(Source data)

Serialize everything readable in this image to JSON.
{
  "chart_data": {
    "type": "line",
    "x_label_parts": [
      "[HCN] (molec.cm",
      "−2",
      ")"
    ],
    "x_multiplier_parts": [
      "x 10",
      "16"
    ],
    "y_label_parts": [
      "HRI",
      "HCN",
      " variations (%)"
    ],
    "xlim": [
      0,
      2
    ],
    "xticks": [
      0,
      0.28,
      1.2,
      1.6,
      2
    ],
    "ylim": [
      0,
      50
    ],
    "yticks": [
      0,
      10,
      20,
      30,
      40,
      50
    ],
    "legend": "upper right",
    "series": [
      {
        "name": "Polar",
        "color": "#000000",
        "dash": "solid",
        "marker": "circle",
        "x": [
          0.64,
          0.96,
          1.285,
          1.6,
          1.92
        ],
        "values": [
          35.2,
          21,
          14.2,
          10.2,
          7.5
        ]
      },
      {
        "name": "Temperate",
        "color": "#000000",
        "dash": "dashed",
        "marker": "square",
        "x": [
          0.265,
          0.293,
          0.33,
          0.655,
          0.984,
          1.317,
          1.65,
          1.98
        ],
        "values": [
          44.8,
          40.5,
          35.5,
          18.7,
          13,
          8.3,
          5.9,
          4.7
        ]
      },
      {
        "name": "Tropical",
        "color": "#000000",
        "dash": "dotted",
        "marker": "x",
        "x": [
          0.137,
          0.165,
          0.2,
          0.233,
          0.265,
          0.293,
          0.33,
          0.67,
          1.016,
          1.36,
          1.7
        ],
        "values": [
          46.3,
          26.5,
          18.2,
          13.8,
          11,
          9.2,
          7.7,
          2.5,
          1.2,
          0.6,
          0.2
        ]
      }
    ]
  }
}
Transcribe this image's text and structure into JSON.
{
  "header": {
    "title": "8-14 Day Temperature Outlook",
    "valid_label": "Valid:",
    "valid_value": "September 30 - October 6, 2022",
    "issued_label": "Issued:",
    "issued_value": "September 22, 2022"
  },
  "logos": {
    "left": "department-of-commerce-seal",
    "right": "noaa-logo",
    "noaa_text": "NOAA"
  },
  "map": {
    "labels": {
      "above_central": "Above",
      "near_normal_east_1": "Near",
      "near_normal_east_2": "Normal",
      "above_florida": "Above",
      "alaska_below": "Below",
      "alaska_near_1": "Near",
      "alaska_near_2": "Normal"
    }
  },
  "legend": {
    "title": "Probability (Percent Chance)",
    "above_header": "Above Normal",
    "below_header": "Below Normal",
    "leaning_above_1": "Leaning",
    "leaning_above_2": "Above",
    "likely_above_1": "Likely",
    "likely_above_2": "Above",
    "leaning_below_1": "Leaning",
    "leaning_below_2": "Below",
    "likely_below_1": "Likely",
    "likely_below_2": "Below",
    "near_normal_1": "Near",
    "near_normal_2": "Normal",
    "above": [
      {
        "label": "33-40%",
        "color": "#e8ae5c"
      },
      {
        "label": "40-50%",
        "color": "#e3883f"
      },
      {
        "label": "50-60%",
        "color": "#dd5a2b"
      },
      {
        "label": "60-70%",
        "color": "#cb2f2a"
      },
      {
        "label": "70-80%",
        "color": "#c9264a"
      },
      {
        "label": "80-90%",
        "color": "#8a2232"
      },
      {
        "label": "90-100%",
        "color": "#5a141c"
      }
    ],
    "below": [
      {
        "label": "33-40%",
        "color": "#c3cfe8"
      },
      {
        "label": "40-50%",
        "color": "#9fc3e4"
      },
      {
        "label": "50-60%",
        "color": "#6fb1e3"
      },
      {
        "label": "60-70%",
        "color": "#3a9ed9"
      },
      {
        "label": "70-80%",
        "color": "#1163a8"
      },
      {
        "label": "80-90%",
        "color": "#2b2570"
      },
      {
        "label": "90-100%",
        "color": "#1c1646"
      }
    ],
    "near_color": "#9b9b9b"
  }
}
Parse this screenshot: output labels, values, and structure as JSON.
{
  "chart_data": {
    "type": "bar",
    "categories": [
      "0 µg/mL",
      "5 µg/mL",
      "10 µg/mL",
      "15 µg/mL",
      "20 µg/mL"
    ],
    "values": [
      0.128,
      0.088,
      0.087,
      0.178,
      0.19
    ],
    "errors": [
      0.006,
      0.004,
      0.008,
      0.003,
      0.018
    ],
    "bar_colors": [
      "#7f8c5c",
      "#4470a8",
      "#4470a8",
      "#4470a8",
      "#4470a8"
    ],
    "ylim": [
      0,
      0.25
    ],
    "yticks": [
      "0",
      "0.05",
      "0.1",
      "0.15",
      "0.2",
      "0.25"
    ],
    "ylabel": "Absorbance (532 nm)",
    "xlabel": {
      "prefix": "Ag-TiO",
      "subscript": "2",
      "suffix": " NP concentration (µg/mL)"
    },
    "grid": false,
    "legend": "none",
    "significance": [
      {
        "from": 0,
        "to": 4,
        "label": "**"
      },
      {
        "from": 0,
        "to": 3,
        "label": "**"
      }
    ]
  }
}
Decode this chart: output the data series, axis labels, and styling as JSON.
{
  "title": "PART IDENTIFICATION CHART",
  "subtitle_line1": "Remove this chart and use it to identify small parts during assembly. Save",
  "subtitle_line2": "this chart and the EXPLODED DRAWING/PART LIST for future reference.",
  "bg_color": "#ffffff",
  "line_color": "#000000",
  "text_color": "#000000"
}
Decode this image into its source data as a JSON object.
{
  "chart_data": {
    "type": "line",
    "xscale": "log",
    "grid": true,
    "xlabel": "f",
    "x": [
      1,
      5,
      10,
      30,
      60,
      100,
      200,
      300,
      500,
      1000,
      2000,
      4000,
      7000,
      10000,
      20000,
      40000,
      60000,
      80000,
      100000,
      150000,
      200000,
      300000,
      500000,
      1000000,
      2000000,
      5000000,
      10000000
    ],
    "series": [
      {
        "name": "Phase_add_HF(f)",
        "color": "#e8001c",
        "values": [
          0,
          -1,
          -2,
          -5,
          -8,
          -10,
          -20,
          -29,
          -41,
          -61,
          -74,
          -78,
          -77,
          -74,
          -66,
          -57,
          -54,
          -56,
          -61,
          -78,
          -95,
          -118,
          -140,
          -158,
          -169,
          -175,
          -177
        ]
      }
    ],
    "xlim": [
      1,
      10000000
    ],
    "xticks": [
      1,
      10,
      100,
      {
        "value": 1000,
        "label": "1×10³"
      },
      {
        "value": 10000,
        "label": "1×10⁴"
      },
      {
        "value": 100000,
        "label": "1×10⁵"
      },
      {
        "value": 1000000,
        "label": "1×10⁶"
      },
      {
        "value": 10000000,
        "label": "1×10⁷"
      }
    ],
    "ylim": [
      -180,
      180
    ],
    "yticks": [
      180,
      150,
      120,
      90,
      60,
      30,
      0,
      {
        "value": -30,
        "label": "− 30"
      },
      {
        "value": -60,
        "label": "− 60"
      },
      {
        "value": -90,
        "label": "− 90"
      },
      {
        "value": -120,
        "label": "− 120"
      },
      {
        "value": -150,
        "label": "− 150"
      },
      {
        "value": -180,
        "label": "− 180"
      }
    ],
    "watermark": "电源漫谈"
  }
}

● What is asked
Scan the material above and determine how many lines include the word "labels"; report only the number.

● Expected answer
3